Write out the data again exactly, skipping every picture.

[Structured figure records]
────────────────

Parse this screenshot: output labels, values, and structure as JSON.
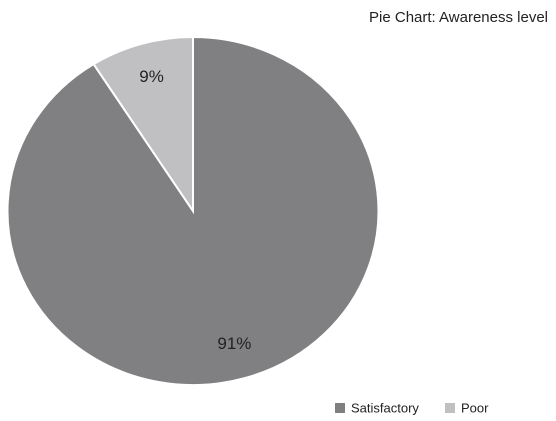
{
  "chart_data": {
    "type": "pie",
    "title": "Pie Chart: Awareness level",
    "categories": [
      "Satisfactory",
      "Poor"
    ],
    "values": [
      91,
      9
    ],
    "value_labels": [
      "91%",
      "9%"
    ],
    "colors": [
      "#808083",
      "#c0c0c3"
    ],
    "legend": "bottom-right"
  }
}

────────────────

» Finished task:
Parse this screenshot: output labels, values, and structure as JSON.
{
  "chart_data": {
    "type": "pie",
    "title": "Pie Chart: Awareness level",
    "categories": [
      "Satisfactory",
      "Poor"
    ],
    "values": [
      91,
      9
    ],
    "value_labels": [
      "91%",
      "9%"
    ],
    "colors": [
      "#808083",
      "#c0c0c3"
    ],
    "legend": "bottom-right"
  }
}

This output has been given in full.